Problem
Using the records below, locate all lines containing "xlabel" and return them.

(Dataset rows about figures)
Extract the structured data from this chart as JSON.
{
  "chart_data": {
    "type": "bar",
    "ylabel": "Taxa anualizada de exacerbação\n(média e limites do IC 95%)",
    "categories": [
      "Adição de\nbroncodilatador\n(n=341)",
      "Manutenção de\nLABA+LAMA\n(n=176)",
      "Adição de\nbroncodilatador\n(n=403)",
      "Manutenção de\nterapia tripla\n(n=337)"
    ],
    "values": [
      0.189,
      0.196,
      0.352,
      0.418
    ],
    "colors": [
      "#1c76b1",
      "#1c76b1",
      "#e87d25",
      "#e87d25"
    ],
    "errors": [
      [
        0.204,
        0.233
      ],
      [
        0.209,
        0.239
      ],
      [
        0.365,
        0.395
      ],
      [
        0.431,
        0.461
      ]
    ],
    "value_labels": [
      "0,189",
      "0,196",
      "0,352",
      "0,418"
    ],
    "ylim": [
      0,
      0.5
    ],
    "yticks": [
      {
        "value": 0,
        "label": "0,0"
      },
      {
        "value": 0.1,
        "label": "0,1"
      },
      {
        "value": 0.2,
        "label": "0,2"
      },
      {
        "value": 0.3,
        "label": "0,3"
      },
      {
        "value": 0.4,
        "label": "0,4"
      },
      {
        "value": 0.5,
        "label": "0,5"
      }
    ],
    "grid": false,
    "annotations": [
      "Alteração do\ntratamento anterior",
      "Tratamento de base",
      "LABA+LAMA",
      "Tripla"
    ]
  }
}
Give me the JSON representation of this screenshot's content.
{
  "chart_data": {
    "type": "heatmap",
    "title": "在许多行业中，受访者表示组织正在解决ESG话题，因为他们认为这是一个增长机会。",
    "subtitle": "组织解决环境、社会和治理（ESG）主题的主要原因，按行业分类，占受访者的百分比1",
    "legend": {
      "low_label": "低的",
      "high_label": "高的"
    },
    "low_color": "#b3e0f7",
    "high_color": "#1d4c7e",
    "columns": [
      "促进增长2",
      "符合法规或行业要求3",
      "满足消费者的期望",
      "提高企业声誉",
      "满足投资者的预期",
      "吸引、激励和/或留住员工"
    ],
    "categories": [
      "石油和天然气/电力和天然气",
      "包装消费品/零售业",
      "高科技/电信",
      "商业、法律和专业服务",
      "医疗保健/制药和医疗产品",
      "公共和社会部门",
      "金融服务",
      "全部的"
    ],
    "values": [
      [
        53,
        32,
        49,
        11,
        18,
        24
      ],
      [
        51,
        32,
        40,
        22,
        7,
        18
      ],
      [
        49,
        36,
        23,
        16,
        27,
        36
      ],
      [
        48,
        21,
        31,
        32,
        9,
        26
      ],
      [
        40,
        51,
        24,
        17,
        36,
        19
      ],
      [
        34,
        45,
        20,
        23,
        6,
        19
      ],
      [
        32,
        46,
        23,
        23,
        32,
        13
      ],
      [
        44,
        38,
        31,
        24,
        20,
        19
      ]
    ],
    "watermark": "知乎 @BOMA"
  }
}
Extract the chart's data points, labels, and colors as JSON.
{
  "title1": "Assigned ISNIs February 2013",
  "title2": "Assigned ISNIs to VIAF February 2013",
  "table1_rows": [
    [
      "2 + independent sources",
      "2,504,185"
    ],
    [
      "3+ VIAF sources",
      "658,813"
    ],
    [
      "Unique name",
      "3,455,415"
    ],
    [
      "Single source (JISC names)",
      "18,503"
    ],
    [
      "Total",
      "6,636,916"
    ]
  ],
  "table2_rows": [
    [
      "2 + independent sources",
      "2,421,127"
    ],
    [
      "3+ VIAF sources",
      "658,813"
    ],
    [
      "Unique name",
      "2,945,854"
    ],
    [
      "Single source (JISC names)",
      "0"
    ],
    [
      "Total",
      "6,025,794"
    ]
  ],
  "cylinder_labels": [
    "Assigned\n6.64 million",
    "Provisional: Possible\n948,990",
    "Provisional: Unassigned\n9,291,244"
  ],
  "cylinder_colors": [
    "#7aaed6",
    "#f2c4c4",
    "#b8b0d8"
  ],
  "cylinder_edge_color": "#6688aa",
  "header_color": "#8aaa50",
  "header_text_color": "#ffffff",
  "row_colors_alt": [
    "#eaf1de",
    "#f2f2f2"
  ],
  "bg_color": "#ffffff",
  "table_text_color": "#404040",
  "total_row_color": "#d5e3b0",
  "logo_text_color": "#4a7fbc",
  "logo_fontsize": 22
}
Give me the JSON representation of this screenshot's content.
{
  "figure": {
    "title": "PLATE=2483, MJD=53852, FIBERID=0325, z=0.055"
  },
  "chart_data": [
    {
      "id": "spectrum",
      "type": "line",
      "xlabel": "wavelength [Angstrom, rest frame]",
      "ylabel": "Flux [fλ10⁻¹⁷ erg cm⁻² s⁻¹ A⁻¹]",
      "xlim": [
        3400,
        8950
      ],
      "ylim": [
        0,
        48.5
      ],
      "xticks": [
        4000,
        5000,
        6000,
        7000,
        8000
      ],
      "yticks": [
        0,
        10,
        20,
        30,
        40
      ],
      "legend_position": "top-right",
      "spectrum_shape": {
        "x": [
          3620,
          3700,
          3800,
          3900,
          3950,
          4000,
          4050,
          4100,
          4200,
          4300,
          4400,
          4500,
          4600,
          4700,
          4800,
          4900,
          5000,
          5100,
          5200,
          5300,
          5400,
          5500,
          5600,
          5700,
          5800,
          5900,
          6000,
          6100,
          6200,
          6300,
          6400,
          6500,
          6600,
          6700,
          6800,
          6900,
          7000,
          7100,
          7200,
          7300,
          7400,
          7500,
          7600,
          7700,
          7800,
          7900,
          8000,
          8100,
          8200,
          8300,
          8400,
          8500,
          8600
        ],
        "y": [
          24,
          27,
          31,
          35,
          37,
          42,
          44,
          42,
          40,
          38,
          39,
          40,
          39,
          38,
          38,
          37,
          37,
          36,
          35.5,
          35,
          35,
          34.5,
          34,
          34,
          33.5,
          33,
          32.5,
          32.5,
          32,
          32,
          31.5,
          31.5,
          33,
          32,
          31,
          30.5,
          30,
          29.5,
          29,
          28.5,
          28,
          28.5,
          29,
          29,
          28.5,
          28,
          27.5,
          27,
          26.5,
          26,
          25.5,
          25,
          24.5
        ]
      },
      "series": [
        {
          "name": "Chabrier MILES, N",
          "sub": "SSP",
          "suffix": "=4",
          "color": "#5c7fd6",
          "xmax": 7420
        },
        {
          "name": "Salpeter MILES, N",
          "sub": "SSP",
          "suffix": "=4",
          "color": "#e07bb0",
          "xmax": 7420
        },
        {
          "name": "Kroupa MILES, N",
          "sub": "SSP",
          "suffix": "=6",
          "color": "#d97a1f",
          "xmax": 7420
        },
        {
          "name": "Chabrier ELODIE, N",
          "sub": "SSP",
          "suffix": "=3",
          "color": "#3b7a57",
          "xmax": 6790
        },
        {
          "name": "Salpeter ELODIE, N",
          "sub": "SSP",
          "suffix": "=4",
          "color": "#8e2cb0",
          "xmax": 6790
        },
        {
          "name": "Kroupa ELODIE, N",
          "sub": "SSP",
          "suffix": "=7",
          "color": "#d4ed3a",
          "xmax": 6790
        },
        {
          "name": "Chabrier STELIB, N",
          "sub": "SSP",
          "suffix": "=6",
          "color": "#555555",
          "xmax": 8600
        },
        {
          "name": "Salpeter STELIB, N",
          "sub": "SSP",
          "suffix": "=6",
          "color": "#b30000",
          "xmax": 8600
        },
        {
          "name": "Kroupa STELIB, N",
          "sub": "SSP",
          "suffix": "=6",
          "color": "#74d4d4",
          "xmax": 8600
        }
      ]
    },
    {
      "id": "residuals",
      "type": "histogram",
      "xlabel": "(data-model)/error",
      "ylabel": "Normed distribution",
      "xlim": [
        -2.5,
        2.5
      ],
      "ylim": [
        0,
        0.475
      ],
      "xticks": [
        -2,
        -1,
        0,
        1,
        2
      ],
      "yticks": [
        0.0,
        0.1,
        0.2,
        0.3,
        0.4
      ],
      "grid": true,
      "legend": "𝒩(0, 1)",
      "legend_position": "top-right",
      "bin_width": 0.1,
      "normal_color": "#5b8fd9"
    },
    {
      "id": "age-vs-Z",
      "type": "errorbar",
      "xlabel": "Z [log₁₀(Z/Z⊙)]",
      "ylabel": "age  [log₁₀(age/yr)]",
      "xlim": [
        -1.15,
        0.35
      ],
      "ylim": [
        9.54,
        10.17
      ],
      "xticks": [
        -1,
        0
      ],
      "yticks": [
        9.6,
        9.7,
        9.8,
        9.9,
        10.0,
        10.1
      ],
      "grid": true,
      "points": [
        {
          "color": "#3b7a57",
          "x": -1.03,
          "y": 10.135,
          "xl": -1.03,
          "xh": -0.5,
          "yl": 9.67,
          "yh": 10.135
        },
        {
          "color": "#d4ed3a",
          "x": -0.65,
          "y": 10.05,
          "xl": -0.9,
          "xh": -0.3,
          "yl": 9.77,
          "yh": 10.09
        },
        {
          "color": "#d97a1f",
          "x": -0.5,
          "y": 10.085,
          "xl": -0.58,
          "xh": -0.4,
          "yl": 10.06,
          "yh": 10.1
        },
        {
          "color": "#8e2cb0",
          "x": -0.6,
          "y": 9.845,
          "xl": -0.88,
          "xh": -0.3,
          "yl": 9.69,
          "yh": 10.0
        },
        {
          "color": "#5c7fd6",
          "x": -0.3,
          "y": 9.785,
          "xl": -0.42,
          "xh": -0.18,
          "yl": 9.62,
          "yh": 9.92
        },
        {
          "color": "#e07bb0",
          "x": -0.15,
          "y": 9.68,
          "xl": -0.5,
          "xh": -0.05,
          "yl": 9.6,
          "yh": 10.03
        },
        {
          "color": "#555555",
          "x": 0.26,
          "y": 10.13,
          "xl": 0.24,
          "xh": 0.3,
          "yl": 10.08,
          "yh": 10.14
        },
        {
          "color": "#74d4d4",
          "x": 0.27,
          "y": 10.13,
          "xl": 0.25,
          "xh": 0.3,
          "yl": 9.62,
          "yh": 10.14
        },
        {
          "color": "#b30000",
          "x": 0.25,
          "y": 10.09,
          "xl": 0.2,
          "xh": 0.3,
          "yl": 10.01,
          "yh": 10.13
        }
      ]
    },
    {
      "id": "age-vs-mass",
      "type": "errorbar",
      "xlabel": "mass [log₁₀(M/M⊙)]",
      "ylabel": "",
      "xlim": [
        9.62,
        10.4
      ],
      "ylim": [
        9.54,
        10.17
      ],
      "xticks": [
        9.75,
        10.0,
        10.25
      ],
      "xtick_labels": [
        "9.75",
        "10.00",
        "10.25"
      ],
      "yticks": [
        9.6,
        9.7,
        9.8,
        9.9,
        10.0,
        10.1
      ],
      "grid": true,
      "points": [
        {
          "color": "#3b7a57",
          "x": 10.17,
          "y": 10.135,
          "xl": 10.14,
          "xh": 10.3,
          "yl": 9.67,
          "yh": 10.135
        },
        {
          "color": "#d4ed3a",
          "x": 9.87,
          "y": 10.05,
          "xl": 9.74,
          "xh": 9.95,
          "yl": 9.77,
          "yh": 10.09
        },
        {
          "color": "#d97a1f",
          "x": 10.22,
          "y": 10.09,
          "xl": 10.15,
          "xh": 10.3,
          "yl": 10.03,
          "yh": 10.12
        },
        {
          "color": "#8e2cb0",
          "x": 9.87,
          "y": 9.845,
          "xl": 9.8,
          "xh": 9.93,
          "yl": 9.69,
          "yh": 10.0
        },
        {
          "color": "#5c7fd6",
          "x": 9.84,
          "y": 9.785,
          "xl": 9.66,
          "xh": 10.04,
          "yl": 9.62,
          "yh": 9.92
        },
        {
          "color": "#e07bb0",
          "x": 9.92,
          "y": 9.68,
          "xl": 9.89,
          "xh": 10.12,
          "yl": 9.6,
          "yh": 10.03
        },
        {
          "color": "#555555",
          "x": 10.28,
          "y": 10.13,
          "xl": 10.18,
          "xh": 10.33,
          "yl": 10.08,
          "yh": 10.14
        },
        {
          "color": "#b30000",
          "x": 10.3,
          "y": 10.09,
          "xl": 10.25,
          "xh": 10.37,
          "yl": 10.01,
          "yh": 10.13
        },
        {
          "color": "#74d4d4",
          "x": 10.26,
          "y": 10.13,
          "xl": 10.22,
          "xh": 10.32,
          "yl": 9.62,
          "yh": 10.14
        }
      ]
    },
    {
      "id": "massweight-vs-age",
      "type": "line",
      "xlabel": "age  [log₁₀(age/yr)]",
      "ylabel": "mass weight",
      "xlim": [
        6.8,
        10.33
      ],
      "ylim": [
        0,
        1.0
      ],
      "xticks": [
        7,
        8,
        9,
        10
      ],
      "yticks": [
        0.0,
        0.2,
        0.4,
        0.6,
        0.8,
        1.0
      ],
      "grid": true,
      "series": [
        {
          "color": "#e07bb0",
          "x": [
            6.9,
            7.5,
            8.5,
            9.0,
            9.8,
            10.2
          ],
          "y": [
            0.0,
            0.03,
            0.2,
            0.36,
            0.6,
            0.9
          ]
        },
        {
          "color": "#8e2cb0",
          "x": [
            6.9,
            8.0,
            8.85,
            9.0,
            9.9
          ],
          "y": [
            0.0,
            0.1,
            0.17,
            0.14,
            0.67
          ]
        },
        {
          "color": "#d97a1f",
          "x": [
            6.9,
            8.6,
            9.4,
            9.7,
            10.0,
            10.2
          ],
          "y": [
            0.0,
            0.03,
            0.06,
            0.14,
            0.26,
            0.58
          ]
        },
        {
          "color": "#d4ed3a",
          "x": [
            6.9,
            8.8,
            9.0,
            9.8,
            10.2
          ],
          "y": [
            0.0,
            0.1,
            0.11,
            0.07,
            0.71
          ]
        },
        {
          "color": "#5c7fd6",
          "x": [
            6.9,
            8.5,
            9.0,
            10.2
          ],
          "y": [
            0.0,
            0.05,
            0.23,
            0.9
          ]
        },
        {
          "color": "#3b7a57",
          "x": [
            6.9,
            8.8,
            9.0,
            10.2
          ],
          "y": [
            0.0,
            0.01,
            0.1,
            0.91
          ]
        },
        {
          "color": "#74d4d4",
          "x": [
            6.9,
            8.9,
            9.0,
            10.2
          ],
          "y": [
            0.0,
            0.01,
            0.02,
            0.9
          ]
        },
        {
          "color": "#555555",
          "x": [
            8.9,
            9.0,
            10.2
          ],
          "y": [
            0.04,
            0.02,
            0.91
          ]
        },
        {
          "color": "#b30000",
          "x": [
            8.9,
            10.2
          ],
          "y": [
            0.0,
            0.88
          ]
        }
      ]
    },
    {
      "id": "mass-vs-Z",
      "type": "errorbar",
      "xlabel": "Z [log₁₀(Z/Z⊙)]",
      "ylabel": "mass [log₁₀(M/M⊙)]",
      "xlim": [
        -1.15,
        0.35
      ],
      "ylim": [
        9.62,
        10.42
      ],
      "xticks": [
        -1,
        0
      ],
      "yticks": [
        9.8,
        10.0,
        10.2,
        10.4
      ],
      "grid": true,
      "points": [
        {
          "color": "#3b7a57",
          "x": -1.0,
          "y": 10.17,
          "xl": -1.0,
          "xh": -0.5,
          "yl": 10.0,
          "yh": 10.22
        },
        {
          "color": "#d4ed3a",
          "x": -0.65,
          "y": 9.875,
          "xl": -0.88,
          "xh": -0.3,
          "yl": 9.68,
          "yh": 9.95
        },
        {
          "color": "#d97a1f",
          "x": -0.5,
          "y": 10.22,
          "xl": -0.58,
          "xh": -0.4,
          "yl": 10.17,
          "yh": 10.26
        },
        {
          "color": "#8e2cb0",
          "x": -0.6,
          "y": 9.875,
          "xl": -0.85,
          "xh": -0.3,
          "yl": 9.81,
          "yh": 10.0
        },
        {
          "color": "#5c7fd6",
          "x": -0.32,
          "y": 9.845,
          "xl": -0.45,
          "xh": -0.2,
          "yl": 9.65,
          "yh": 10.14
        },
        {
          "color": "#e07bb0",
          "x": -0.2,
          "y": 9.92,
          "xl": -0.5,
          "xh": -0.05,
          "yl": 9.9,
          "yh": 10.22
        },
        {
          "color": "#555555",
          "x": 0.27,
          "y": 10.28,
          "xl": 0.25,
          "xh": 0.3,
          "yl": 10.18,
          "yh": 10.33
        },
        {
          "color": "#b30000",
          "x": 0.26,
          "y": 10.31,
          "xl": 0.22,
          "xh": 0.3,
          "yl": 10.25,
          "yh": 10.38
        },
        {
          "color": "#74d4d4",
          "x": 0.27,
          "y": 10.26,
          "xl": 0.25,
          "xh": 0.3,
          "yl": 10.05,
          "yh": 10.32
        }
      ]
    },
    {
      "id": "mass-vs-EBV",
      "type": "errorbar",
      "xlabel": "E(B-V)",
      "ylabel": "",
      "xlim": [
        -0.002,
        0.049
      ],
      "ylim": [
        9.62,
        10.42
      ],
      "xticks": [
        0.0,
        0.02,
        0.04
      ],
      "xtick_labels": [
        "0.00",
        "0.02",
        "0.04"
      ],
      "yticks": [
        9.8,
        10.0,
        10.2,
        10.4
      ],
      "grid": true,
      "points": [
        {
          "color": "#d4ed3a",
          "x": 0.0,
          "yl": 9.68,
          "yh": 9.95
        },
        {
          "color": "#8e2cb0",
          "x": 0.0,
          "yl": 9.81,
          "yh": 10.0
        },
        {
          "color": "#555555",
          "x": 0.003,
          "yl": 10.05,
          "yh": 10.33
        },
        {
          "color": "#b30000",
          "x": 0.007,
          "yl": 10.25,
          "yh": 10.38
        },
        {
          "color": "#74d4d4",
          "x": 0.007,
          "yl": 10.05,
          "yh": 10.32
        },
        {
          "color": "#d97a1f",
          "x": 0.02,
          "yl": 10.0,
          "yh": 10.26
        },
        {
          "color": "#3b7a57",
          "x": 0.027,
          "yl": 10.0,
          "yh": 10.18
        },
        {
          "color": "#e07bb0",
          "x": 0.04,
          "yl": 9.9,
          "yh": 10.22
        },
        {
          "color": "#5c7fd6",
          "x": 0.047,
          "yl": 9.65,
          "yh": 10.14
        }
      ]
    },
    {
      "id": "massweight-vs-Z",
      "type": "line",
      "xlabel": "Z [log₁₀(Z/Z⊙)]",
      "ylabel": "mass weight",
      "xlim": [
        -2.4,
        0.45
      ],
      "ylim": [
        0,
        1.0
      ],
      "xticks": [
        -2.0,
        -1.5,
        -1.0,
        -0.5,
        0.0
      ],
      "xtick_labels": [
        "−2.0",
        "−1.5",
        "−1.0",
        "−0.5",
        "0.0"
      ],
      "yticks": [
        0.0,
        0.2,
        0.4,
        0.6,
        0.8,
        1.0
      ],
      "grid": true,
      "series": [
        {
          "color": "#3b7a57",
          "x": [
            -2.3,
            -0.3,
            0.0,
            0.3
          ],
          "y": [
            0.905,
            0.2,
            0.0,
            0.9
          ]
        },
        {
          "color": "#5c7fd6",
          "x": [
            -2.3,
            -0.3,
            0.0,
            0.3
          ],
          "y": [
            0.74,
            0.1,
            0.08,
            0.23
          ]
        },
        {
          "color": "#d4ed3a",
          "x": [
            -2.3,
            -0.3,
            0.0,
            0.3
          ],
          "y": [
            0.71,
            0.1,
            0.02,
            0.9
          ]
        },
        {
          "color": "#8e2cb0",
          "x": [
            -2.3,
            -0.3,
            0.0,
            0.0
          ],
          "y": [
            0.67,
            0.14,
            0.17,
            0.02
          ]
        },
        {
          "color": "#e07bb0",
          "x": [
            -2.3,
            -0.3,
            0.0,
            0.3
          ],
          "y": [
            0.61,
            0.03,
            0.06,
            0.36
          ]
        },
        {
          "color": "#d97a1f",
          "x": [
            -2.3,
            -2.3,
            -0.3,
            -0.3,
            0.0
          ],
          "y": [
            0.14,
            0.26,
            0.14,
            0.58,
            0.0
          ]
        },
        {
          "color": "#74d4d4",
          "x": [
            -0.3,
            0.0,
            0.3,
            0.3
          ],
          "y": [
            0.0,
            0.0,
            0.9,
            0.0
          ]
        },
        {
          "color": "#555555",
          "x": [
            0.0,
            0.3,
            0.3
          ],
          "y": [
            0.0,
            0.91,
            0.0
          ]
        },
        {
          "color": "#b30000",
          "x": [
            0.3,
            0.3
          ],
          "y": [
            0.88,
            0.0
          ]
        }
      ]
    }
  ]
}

Completed task
      "xlabel": "wavelength [Angstrom, rest frame]",
      "xlabel": "(data-model)/error",
      "xlabel": "Z [log₁₀(Z/Z⊙)]",
      "xlabel": "mass [log₁₀(M/M⊙)]",
      "xlabel": "age  [log₁₀(age/yr)]",
      "xlabel": "Z [log₁₀(Z/Z⊙)]",
      "xlabel": "E(B-V)",
      "xlabel": "Z [log₁₀(Z/Z⊙)]",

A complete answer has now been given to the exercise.